### What you are asked to do
Copy each line with the word "verdict" in it.

### Input data
----
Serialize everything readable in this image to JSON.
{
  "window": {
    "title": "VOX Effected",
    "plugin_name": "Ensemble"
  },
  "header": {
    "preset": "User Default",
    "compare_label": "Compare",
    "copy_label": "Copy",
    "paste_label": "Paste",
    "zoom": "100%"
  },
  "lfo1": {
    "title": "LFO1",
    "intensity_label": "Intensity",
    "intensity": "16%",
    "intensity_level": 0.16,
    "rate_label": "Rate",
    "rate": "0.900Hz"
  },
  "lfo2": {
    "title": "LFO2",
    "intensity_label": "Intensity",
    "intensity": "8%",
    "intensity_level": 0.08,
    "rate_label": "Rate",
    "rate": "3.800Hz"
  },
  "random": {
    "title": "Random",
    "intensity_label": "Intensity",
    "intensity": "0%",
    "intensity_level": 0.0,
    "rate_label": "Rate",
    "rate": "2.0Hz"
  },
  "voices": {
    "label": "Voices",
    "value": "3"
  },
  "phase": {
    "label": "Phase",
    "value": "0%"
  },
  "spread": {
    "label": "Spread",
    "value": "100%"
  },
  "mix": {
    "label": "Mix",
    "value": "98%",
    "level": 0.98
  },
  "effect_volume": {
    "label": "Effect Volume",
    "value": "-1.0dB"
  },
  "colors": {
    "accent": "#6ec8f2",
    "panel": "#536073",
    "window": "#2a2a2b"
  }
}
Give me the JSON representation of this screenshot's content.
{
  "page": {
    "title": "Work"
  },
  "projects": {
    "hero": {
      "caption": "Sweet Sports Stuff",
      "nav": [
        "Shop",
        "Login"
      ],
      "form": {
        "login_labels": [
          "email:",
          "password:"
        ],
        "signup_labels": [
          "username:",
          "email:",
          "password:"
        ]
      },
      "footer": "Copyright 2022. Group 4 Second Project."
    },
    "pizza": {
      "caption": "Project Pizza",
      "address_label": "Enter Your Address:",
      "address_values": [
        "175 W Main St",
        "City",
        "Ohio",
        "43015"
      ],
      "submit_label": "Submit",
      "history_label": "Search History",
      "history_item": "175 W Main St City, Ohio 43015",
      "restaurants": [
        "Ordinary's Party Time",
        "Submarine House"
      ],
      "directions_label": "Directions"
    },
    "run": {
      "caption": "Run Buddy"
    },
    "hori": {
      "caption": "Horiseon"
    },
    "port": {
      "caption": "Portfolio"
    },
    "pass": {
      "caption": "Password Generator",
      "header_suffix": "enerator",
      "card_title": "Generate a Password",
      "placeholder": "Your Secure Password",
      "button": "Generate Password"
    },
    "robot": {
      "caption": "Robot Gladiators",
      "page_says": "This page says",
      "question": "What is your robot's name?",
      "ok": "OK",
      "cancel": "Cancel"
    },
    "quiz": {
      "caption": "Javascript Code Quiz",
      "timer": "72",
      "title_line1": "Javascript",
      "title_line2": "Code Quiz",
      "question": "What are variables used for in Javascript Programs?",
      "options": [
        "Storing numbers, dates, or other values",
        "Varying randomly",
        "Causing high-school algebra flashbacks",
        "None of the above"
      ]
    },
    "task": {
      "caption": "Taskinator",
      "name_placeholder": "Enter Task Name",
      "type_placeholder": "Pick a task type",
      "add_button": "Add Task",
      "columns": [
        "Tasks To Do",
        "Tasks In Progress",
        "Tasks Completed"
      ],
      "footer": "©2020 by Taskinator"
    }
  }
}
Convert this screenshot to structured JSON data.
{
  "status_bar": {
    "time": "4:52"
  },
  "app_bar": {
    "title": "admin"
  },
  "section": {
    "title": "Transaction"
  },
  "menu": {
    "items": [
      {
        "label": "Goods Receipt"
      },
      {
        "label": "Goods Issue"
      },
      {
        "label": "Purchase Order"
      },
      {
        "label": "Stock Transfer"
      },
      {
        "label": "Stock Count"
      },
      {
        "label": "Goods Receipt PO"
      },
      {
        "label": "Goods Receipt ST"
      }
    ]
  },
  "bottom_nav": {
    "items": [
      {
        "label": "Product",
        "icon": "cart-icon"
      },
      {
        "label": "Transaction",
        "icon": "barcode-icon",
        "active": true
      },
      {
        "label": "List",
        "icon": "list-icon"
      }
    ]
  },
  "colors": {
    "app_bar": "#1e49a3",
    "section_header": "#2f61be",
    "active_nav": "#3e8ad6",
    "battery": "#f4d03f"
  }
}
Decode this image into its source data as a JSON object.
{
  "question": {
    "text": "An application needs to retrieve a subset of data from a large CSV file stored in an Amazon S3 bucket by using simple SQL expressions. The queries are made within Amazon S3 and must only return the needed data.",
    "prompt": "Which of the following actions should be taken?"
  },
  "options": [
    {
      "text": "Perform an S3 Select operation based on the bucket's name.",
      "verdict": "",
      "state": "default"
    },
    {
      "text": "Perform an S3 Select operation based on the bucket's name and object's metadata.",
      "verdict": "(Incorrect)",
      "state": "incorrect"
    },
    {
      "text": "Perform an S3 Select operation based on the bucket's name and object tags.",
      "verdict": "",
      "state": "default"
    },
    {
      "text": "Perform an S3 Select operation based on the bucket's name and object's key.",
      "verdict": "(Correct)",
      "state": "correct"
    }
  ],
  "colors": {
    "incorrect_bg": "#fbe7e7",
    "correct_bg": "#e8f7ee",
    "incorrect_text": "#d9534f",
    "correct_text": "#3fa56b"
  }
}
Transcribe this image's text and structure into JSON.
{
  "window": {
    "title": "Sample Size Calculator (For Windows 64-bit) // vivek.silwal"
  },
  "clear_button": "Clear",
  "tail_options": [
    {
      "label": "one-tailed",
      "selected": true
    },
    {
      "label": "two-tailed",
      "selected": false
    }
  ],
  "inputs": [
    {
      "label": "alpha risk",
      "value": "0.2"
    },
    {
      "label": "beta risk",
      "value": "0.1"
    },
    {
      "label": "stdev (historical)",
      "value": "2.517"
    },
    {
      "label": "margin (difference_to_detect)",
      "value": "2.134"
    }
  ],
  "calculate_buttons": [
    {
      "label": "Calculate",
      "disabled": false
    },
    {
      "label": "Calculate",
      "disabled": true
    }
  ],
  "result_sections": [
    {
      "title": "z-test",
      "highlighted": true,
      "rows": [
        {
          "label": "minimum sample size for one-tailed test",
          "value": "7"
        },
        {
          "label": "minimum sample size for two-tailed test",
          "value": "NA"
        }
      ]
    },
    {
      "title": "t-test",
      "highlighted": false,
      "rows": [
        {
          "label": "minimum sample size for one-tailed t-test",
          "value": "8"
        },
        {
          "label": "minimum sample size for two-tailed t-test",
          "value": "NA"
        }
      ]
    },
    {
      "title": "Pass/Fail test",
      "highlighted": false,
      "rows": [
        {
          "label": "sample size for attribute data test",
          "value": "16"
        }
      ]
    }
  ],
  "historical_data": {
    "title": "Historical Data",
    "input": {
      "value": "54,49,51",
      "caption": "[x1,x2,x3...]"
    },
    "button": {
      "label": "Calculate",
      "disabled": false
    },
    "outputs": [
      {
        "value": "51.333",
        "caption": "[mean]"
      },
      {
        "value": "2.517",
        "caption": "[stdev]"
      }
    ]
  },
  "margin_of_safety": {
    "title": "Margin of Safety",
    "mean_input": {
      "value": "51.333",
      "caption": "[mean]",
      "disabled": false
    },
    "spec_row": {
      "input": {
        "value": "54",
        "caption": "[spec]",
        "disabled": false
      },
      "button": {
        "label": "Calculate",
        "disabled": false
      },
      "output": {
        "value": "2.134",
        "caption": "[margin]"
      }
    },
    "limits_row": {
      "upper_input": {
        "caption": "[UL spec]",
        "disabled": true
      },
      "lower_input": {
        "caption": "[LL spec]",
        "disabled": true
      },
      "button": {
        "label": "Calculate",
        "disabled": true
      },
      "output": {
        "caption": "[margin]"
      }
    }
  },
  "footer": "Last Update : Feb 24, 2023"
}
----
### Output
      "verdict": "",
      "verdict": "(Incorrect)",
      "verdict": "",
      "verdict": "(Correct)",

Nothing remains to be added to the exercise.